Short exercise => Can you pull out each line of the data below that includes the word "difference"?

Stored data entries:
┌──

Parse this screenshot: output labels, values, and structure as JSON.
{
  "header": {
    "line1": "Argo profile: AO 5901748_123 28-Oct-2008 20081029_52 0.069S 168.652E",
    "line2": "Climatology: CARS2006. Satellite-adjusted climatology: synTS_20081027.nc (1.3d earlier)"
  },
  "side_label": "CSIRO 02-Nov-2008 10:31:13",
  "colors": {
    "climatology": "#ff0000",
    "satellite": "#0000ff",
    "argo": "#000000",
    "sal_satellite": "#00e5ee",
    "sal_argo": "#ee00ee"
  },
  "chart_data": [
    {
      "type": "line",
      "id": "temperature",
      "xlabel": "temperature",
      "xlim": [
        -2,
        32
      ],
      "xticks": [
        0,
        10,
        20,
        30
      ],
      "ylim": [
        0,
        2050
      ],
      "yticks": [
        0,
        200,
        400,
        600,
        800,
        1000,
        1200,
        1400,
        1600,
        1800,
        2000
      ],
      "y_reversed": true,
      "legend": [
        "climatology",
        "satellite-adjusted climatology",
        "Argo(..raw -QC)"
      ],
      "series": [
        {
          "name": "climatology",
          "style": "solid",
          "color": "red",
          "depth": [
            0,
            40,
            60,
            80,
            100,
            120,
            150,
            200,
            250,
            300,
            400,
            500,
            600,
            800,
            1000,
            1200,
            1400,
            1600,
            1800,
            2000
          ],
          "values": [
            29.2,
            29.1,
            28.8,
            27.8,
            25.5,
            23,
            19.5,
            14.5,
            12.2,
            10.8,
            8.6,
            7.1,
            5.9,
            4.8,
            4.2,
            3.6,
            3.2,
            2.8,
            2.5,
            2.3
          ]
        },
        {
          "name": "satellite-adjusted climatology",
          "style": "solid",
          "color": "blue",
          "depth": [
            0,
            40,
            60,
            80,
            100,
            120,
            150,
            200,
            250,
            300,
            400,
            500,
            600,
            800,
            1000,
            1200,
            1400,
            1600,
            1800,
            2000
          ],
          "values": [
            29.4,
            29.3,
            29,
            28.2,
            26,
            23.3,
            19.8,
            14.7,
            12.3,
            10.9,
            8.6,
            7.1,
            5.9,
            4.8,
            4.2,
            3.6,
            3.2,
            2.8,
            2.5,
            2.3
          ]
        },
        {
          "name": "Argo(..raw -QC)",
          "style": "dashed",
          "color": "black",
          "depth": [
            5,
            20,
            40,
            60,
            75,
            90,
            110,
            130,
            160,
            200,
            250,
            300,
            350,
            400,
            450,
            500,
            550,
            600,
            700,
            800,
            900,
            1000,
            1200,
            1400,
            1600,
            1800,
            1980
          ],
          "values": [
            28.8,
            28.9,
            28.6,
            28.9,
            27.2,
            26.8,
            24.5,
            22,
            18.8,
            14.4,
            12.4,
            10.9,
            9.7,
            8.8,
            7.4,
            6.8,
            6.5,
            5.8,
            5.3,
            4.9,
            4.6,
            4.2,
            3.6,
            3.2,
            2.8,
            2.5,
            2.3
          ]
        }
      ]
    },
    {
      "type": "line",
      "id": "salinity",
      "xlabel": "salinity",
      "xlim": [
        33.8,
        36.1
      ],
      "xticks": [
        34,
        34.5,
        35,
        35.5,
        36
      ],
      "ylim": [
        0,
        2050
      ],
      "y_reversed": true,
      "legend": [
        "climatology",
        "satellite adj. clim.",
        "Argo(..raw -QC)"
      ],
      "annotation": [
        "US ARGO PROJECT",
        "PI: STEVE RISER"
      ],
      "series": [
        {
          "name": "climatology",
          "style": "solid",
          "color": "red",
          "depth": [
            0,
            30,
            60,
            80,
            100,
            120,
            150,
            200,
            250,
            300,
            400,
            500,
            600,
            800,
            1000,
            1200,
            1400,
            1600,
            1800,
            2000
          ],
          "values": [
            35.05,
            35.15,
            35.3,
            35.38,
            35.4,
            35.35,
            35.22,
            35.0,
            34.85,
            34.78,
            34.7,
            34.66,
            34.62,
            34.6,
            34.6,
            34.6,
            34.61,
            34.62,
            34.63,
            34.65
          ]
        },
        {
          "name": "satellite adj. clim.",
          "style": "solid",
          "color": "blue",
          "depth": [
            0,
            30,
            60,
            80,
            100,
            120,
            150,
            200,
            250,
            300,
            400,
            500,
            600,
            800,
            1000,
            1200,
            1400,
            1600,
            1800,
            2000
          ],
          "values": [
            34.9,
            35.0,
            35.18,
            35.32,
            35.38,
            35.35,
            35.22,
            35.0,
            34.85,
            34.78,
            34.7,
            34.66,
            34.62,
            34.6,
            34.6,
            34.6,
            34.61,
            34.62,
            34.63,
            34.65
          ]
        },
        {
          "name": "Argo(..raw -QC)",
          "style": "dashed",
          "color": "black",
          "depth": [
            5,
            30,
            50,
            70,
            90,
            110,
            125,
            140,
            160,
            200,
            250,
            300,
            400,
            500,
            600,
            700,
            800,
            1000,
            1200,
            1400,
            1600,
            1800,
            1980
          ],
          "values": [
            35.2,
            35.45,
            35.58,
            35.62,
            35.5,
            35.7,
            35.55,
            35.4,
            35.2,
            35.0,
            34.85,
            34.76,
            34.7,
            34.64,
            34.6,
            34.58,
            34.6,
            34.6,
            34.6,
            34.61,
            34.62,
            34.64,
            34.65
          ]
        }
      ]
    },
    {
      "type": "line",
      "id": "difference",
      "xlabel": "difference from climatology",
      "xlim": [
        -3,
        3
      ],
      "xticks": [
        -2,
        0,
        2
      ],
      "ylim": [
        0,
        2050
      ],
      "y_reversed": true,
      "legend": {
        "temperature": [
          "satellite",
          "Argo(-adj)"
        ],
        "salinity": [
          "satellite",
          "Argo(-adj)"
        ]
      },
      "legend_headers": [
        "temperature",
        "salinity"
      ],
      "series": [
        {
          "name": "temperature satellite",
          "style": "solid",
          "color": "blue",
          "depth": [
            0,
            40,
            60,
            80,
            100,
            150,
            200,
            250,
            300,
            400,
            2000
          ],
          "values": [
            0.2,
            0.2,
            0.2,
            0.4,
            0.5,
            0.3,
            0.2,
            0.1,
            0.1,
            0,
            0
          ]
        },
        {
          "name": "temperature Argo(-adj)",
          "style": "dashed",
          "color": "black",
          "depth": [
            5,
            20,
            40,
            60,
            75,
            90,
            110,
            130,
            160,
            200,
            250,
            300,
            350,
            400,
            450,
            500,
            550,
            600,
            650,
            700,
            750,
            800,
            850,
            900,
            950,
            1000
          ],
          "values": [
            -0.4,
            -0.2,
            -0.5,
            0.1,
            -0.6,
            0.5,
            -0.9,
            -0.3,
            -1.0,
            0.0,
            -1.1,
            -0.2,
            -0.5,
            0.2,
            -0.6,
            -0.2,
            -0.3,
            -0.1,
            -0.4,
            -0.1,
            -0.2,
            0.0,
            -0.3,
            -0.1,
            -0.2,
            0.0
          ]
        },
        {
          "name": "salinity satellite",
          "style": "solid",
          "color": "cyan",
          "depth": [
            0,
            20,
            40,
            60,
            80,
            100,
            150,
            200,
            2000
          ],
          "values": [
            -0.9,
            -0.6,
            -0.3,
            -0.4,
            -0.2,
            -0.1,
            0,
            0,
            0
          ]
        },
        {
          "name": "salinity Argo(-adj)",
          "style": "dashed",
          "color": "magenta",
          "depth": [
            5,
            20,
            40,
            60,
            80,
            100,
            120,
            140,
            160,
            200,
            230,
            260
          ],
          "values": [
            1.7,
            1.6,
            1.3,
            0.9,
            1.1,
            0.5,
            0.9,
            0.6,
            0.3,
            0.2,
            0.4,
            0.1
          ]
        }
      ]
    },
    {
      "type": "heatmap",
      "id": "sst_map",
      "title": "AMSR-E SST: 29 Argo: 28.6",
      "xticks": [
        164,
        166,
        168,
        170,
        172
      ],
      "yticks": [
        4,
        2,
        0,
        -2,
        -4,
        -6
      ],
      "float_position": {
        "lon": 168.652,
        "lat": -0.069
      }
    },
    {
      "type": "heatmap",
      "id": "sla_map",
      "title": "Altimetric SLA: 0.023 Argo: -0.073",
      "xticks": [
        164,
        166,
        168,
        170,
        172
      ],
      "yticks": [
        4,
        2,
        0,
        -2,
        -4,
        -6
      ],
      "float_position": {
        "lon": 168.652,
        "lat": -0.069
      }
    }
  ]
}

└──

Exercise answer =>
      "id": "difference",
      "xlabel": "difference from climatology",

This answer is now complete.